Fasciated Tiger-Heron and the ever spiffy Torrent Duck


The next stop offered a chance for me to finally get a lifer.  A small 'garden' called 'Mi Paradise' planted heavily for hummingbirds.  The natural plantings attracted a nice selection of smaller hummingbirds, the type that get bullied away from the feeders at the lodges by their bigger and more aggressive cousins.  Here there were Wire-crested Thorntails, Little Woodstars, Glittering-throated and Blue-tailed Emeralds, Golden-tailed Sapphires and a single male Spangled Coquette, a lifer for me.  A lovely little lunch spot to break the journey.

Wire-crested Thorntail

February 24 - 26 - Cabañas Yankuam and Reserva Maycu

A rustic lodge, but a comfortable one, and one with close proximity to the birding area, so we were all very happy to get out of the van and get settled in.  The cabins were close to the reserve entrance and overshadowed by the famous Cordillera del Condor, the sight of past military conflict between Ecuador and Peru along a disputed border line left unclear since colonial times.  These days the conflicts are over, in fact we wandered back-and-for across the unmarked border several times while we were birding along the road here.  We had two full days to bird the reserve and were looking forward to getting to grips with the mouthwatering list of goodies that had been previously reported here.  


Over the next two days I added 18 new birds to my life list.  Just a wonderful variety of new birds along a nice open road through beautiful forest.  Lovely birding.  Golden-winged and Black-and-white Tody-Flycatchers joined the list as did Fiery-throated Fruiteater, Gray-tailed Piha, Lemon-throated Barbet, and Foothill Schiffornis.  We took the time to track down Zimmer's Antbirds, stalked an unexpected Uniform Crake, and played hide-and-seek with a calling Slaty-backed Forest Falcon.  Wonderful stuff.

At some point on day one, keeping count, I realized that I was at 4,999 species and, not 10 minutes later, the star bird, Orange-throated Tanager, made an appearance, taking the 5,000th species spot.  I couldn't have planned it better.


Orange-throated Tanger (#5,000!)


While there were a few targets we (searched obsessively for and) missed, overall it was a wonderful visit.  And of course I have reasons to come again ... which is always the best way to leave a place.  All too soon though, we were off again.

- EXERCISE DATA -
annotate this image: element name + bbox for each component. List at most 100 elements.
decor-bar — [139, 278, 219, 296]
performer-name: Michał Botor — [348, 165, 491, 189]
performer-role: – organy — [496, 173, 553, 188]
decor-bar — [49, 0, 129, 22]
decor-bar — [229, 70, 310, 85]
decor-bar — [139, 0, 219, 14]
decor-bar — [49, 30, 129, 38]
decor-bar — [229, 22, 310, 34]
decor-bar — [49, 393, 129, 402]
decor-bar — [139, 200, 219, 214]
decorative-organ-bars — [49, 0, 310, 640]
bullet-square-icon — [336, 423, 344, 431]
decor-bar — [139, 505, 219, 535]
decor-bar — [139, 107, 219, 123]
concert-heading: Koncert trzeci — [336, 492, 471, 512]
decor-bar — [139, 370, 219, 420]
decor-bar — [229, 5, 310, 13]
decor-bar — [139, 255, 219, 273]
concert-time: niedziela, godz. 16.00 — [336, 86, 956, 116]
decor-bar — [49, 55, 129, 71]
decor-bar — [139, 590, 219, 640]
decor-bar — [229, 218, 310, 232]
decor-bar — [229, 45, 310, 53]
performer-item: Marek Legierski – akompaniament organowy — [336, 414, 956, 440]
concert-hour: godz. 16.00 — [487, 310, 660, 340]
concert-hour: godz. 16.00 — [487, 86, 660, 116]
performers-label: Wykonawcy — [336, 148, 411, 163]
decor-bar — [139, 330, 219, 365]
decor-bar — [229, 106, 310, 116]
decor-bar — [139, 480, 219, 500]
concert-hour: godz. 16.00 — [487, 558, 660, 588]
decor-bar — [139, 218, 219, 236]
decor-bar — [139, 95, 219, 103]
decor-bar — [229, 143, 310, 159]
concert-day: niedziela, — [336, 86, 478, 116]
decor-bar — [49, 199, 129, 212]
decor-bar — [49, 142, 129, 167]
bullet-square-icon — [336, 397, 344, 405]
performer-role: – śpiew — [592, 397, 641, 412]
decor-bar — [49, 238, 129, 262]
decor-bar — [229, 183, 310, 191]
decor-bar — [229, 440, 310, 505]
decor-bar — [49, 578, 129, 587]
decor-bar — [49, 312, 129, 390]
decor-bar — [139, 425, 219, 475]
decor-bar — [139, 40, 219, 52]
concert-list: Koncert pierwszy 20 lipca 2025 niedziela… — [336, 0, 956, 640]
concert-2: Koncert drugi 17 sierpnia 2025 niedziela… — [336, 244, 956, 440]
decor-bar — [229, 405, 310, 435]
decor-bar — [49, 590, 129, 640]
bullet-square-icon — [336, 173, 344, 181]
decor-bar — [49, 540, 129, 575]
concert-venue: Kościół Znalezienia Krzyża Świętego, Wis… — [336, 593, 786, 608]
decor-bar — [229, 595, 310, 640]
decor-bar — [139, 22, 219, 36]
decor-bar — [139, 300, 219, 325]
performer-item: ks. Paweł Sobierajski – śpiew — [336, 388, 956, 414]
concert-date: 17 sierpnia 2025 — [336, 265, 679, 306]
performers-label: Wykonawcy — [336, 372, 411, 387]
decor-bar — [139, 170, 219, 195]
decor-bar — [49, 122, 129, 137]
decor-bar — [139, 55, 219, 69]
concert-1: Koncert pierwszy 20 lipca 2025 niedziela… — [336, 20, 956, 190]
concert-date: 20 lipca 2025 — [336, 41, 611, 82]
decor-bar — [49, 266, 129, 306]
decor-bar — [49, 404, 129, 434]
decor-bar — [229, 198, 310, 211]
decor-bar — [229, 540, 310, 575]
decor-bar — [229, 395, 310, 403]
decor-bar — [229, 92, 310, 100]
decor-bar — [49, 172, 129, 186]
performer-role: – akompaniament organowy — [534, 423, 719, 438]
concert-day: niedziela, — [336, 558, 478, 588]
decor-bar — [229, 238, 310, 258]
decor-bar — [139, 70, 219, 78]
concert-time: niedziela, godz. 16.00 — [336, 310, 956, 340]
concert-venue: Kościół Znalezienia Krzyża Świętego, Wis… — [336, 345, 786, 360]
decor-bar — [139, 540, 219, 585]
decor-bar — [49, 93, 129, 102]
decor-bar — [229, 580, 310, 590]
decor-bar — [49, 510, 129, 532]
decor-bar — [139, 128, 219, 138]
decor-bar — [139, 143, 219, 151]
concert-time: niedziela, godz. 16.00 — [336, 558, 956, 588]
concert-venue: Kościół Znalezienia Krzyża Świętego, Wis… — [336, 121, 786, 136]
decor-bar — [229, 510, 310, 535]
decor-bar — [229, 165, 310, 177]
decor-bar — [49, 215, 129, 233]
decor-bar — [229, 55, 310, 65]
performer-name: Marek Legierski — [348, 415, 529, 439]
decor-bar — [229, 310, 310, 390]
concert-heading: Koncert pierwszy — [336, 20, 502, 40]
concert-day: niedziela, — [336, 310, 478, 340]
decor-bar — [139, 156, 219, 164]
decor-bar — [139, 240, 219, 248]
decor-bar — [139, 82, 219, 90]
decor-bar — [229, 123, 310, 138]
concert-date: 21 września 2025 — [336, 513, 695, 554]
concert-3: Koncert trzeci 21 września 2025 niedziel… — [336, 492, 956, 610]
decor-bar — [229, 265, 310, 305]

- REQUIREMENT 1 -
In the birding trip account, why did the garden called 'Mi Paradise' draw smaller hummingbirds that are less common at the lodge feeders? Answer in one to three sentences.
- REQUIREMENT 2 -
Pick up the birding trip account after its final sentence, "All too soon though, we were off again.", and continue it.
The records are separate material and have nothing to do with the birding trip account.

- OUTPUT 1 -
The garden was planted heavily with natural plantings for hummingbirds, and these attracted the smaller species. At the lodges, those smaller hummingbirds get bullied away from the feeders by their bigger and more aggressive cousins.

- OUTPUT 2 -
Zimmer's Antbird and Ecuadorian Piedtail


February 27 - 29 - Copalinga Lodge

Our next destination was a much less rustic lodge, well situated near the Rio Bombuscaro section of PN Podocarpus and with a nice set of it's own trails and feeders.  No pressure for major rarities here but there were still some nice birds to be seen interspersed with lovely relaxed 'sits' at the feeders.  

A trip to the National Park produced an Amazonian Umbrellabird, Black-streaked Puffbirds, and the poorly named Orange-crested Flycatcher.  We also staked out a mineral lick and were rewarded with great scope views of the very local White-necked Parakeet.  


The poorly named Orange-crested Flycatcher
and the rare White-necked Parakeet


The feeders at the lodge were also very busy, with perhaps a dozen species of hummingbird and the occasional tanager or monkey.  Sitting and sipping coffee seemed like a very pleasant way to spend the time here.  


Fork-tailed Woodnymph and Booted Racquet-tail.


Violet-headed Hummingbird prefers natural flowers to feeders

We did once manage to tear ourselves away to walk the local trails and were rewarded with great views of a Gray Tinamou, a bird I had heard before but never seen.

Local miscreant (Capuchin) and Gray Tinamou


All too soon though our time was up and we birded out way back to Loja for our flights to Quito and onwards to home.  We did manage a few things en route, the highlight for me was an encounter with several breeding pairs of the nomadic Black-and-White Tanager in dry scrubby forest near Loja, but all good trips come to an end.  I expected to be back in South American fairly quickly, but the news was full of a new COVID virus in China that looked set to make it's way to the US.  As it turns out, it was already there, and all travel plans were put on hold for 18 months after our return ... my next trip to Ecuador was in January of 2022 ... and of course I contracted COVID while I was there ... but that's another blog post.